■ Задания:
A. Переведите на английский язык предложение из отрывка о Морозове и Горьком: «Он прошагал через весь зал к укромному уголку, заказал два обеда, бутылку красного вина».
B. Выпишите без изменений фрагмент отрывка о Морозове и Горьком от «Однако едва Савва» до «бутылку красного вина.».

■ Отрывок текста:
Однако едва Савва Тимофеевич вошел в ресторан, весь облик его стал иным — подтянутым, официальным, суховатым. Он прошагал через весь зал к укромному уголку, заказал два обеда, бутылку красного вина.
По всему было видно, что спутник Горького не только сильно проголодался, но еще и соскучился по застольному собеседнику и слушателю. И все же его первая фраза показалась Горькому привычно льстивой. Слышать такие фразы молодому, но уже известному писателю тогда случалось нередко.
Морозов говорил:
— Я поклонник ваш... Привлекает меня ваша актуальность. Для нас, русских, особенно важно волевое начало и все, что возбуждает его... «Мыслю, следовательно, существую». Не согласен я с Декартом в этой формулировке. Мышление — процесс, замкнутый в самом себе. Он может не перейти вовне, оставаясь бесплодным и неведомым для людей. Мы не знаем, что такое мышление в таинственной своей сущности, не знаем, где его границы... Я говорю: работаю, значит, существую. Для меня очевидно: только работа расширяет, обогащает мир и мое сознание.
Горький слушал собеседника внимательно: «Однако
почти марксистски мыслит этот капиталист... Или, может быть, он торопится развернуть перед писателем «свою культурность»?.. Нет, все-таки не так обстоит дело. Просто долго молчал этот человек о том, что волнует его, устал молчать и вот рад случаю поговорить».

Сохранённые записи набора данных
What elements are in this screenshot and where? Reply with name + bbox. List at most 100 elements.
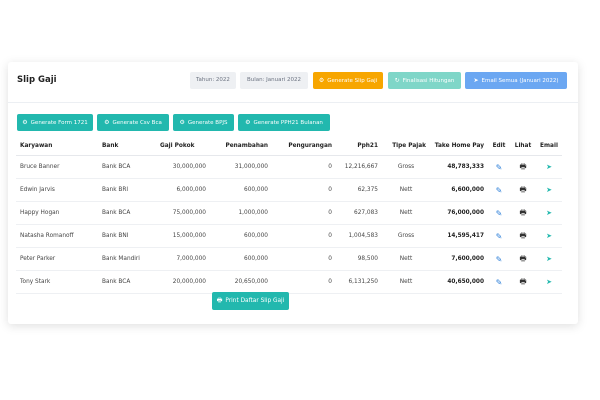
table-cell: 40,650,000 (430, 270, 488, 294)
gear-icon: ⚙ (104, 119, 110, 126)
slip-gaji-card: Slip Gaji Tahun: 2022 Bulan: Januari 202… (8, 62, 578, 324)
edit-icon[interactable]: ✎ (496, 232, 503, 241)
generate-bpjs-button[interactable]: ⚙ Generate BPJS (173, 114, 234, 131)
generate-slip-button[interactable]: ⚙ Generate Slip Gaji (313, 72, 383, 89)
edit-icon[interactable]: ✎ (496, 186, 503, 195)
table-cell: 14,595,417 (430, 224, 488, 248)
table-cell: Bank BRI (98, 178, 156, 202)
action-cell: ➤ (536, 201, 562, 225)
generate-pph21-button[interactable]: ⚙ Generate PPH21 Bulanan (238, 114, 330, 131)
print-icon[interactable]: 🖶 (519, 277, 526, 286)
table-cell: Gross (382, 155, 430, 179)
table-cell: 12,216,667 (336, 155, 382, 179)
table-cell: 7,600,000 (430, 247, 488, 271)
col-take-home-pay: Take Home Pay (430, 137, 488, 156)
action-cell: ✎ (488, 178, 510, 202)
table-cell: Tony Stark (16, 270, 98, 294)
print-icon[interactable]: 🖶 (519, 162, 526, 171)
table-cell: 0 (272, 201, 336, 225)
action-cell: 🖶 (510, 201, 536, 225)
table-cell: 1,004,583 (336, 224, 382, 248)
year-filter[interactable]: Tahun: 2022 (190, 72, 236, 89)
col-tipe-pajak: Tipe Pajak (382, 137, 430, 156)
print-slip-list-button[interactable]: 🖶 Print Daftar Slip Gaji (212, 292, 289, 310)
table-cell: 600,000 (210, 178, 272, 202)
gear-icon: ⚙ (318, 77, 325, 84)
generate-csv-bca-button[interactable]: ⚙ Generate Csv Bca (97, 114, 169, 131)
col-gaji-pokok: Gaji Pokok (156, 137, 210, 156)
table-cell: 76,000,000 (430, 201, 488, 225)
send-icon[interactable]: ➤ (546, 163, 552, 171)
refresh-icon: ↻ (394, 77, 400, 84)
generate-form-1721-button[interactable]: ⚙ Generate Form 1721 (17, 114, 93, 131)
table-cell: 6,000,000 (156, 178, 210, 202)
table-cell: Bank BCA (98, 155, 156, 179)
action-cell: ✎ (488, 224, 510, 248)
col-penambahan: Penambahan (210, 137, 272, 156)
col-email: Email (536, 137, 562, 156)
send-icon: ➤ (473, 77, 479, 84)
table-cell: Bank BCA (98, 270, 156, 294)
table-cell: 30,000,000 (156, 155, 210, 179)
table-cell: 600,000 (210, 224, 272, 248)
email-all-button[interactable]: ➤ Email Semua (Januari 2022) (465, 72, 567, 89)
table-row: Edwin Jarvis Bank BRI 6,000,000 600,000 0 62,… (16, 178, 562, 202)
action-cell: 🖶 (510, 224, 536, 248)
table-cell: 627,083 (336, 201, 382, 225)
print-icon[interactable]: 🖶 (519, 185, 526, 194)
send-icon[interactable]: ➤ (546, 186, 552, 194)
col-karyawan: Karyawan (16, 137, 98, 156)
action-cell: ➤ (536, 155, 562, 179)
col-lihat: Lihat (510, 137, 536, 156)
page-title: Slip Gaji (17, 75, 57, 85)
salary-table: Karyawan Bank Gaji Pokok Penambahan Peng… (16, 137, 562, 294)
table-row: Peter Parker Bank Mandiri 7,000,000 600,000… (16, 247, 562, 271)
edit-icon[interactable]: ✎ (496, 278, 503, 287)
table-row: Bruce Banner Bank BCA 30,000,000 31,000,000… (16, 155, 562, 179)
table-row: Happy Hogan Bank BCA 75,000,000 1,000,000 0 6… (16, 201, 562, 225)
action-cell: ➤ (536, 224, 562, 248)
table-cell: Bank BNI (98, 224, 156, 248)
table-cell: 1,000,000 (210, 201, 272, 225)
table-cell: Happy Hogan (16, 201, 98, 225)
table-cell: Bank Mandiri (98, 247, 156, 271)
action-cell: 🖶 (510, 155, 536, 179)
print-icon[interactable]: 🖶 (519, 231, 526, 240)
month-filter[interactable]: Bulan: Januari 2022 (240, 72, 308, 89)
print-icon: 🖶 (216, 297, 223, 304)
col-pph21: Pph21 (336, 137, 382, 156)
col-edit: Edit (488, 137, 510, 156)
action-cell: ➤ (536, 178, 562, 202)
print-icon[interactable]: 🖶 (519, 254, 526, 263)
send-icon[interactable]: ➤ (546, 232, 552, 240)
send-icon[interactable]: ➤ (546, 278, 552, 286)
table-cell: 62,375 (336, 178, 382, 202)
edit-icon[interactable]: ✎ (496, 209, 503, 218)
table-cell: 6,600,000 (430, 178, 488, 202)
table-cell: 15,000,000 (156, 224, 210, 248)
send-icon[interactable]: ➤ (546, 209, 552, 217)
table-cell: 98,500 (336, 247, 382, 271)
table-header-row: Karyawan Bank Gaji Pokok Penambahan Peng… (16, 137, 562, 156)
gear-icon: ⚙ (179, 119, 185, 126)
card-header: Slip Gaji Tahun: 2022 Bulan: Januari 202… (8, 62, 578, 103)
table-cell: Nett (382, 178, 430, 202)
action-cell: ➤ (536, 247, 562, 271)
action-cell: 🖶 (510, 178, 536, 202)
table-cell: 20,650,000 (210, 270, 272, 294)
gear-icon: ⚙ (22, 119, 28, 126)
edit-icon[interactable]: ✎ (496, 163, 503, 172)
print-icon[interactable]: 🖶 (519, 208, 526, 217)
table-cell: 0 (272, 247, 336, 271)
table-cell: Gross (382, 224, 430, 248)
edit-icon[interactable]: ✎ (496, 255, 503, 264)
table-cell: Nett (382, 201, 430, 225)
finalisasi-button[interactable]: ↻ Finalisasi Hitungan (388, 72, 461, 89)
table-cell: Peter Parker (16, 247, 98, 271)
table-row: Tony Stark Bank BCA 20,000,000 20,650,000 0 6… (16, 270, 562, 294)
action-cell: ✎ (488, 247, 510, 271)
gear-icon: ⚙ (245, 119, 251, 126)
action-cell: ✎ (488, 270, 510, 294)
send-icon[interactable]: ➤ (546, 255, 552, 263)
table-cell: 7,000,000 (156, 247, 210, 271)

==

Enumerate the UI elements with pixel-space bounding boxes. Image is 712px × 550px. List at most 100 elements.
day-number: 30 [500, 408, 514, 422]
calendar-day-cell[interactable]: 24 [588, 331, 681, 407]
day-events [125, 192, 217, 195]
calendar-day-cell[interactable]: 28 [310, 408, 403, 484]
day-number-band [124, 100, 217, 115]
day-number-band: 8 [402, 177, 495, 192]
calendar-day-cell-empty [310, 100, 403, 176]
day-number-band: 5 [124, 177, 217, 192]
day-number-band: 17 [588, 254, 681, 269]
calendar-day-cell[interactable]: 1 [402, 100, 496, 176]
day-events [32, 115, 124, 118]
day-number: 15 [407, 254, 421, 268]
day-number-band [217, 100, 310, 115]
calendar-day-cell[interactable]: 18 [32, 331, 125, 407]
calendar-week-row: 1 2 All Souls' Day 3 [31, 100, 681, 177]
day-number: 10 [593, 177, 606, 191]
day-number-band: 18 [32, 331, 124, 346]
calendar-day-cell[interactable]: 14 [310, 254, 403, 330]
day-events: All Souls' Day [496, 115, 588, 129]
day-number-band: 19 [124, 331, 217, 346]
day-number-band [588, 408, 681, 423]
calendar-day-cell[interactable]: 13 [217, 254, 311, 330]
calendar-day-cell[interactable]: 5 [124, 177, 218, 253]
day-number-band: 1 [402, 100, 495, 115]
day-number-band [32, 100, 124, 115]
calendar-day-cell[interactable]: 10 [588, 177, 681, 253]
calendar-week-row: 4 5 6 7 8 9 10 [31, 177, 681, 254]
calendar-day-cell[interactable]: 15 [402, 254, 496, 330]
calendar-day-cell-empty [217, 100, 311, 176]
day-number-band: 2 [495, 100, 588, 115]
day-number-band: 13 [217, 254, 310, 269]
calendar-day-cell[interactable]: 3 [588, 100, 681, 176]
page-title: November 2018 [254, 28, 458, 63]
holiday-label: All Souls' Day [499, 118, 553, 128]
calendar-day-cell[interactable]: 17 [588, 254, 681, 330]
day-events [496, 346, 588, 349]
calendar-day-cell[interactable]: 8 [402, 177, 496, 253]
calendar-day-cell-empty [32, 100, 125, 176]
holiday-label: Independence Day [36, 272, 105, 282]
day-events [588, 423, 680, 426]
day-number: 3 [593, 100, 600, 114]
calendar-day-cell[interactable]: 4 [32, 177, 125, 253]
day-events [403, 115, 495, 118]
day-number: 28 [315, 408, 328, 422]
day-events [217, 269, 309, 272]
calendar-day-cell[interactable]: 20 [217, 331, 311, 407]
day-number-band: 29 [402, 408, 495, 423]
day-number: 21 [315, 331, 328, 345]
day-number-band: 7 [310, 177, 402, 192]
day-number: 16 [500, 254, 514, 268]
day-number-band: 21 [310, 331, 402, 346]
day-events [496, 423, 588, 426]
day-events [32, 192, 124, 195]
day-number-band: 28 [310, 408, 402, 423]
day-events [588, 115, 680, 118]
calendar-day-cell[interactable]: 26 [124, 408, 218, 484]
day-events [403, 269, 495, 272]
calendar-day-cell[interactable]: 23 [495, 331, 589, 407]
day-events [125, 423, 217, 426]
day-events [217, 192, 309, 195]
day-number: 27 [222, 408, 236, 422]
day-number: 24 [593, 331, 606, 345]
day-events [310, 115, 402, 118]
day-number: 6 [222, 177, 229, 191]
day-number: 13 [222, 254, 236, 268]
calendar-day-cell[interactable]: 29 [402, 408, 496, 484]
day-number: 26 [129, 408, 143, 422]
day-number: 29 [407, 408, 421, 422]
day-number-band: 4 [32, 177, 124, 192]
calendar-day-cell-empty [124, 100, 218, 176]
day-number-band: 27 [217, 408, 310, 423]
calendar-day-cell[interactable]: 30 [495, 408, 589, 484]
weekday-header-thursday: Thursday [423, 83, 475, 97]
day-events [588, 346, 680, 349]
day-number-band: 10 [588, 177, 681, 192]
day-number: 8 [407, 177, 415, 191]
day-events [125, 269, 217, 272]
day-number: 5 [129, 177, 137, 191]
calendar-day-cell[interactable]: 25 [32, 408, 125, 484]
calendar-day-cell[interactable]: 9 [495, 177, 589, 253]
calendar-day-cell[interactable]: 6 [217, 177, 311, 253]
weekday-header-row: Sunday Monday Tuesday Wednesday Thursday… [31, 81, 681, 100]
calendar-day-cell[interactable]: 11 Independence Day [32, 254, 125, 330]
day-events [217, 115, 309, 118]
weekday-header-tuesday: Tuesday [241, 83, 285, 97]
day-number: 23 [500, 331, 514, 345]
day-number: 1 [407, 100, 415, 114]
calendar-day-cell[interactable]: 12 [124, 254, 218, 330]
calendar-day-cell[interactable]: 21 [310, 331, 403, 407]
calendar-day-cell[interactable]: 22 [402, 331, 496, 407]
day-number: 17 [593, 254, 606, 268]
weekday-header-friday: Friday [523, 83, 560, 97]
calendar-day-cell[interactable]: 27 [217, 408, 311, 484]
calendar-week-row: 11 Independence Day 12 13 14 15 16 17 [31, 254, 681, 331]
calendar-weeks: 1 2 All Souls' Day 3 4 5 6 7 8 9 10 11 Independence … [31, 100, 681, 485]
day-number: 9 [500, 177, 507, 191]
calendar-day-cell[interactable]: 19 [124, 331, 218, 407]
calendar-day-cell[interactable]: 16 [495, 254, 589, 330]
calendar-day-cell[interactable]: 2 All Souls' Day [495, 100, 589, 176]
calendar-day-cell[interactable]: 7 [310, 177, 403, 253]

■ Ответы:
A. He strode across the entire hall to a secluded corner and ordered two dinners and a bottle of red wine.

B.
Однако едва Савва Тимофеевич вошел в ресторан, весь облик его стал иным — подтянутым, официальным, суховатым. Он прошагал через весь зал к укромному уголку, заказал два обеда, бутылку красного вина.